#### What is being asked
Repeat every record below exactly as it appears.

#### Material provided
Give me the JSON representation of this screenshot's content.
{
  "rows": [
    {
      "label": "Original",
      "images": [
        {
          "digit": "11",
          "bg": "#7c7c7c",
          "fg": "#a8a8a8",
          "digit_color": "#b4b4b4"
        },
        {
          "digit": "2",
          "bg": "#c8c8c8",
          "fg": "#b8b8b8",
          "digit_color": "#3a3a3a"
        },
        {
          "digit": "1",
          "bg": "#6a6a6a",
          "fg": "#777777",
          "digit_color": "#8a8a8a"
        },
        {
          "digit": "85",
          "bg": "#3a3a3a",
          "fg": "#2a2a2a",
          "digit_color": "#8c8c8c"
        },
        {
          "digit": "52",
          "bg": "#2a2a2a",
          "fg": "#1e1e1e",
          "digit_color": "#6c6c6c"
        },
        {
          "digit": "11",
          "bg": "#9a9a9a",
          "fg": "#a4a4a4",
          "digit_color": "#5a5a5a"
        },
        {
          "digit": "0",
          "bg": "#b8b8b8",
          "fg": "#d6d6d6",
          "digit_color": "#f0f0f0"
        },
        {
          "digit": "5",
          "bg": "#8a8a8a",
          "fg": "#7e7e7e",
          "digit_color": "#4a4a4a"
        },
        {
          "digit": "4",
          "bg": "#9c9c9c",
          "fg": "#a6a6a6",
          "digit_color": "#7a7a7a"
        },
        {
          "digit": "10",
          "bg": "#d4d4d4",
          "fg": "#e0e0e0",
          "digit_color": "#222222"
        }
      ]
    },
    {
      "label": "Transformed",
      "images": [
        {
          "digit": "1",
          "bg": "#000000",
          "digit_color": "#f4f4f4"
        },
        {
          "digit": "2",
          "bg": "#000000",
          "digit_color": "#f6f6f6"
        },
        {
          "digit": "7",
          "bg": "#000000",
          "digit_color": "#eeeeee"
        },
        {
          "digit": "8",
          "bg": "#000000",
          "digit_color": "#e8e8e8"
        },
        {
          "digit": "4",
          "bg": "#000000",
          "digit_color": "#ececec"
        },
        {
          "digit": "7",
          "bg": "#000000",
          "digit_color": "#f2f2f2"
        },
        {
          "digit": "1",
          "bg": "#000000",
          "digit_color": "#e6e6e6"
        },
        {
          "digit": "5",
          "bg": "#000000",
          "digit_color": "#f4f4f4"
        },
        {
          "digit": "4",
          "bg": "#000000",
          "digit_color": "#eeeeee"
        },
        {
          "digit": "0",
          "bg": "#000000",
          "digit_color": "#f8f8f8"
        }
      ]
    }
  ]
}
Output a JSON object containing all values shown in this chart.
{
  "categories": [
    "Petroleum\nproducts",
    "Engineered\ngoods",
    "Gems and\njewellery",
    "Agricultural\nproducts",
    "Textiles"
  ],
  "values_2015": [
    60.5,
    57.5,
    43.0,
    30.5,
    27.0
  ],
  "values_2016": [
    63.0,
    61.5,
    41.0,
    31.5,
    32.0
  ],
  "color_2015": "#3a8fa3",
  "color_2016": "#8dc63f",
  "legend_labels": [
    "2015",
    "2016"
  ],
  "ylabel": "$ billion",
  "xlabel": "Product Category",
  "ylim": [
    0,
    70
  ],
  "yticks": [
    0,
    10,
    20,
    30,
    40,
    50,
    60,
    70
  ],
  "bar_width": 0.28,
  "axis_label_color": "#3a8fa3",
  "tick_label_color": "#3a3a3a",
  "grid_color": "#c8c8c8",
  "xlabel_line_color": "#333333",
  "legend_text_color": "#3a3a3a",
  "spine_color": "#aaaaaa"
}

#### Response to the exercise
Give me the JSON representation of this screenshot's content.
{
  "rows": [
    {
      "label": "Original",
      "images": [
        {
          "digit": "11",
          "bg": "#7c7c7c",
          "fg": "#a8a8a8",
          "digit_color": "#b4b4b4"
        },
        {
          "digit": "2",
          "bg": "#c8c8c8",
          "fg": "#b8b8b8",
          "digit_color": "#3a3a3a"
        },
        {
          "digit": "1",
          "bg": "#6a6a6a",
          "fg": "#777777",
          "digit_color": "#8a8a8a"
        },
        {
          "digit": "85",
          "bg": "#3a3a3a",
          "fg": "#2a2a2a",
          "digit_color": "#8c8c8c"
        },
        {
          "digit": "52",
          "bg": "#2a2a2a",
          "fg": "#1e1e1e",
          "digit_color": "#6c6c6c"
        },
        {
          "digit": "11",
          "bg": "#9a9a9a",
          "fg": "#a4a4a4",
          "digit_color": "#5a5a5a"
        },
        {
          "digit": "0",
          "bg": "#b8b8b8",
          "fg": "#d6d6d6",
          "digit_color": "#f0f0f0"
        },
        {
          "digit": "5",
          "bg": "#8a8a8a",
          "fg": "#7e7e7e",
          "digit_color": "#4a4a4a"
        },
        {
          "digit": "4",
          "bg": "#9c9c9c",
          "fg": "#a6a6a6",
          "digit_color": "#7a7a7a"
        },
        {
          "digit": "10",
          "bg": "#d4d4d4",
          "fg": "#e0e0e0",
          "digit_color": "#222222"
        }
      ]
    },
    {
      "label": "Transformed",
      "images": [
        {
          "digit": "1",
          "bg": "#000000",
          "digit_color": "#f4f4f4"
        },
        {
          "digit": "2",
          "bg": "#000000",
          "digit_color": "#f6f6f6"
        },
        {
          "digit": "7",
          "bg": "#000000",
          "digit_color": "#eeeeee"
        },
        {
          "digit": "8",
          "bg": "#000000",
          "digit_color": "#e8e8e8"
        },
        {
          "digit": "4",
          "bg": "#000000",
          "digit_color": "#ececec"
        },
        {
          "digit": "7",
          "bg": "#000000",
          "digit_color": "#f2f2f2"
        },
        {
          "digit": "1",
          "bg": "#000000",
          "digit_color": "#e6e6e6"
        },
        {
          "digit": "5",
          "bg": "#000000",
          "digit_color": "#f4f4f4"
        },
        {
          "digit": "4",
          "bg": "#000000",
          "digit_color": "#eeeeee"
        },
        {
          "digit": "0",
          "bg": "#000000",
          "digit_color": "#f8f8f8"
        }
      ]
    }
  ]
}
Output a JSON object containing all values shown in this chart.
{
  "categories": [
    "Petroleum\nproducts",
    "Engineered\ngoods",
    "Gems and\njewellery",
    "Agricultural\nproducts",
    "Textiles"
  ],
  "values_2015": [
    60.5,
    57.5,
    43.0,
    30.5,
    27.0
  ],
  "values_2016": [
    63.0,
    61.5,
    41.0,
    31.5,
    32.0
  ],
  "color_2015": "#3a8fa3",
  "color_2016": "#8dc63f",
  "legend_labels": [
    "2015",
    "2016"
  ],
  "ylabel": "$ billion",
  "xlabel": "Product Category",
  "ylim": [
    0,
    70
  ],
  "yticks": [
    0,
    10,
    20,
    30,
    40,
    50,
    60,
    70
  ],
  "bar_width": 0.28,
  "axis_label_color": "#3a8fa3",
  "tick_label_color": "#3a3a3a",
  "grid_color": "#c8c8c8",
  "xlabel_line_color": "#333333",
  "legend_text_color": "#3a3a3a",
  "spine_color": "#aaaaaa"
}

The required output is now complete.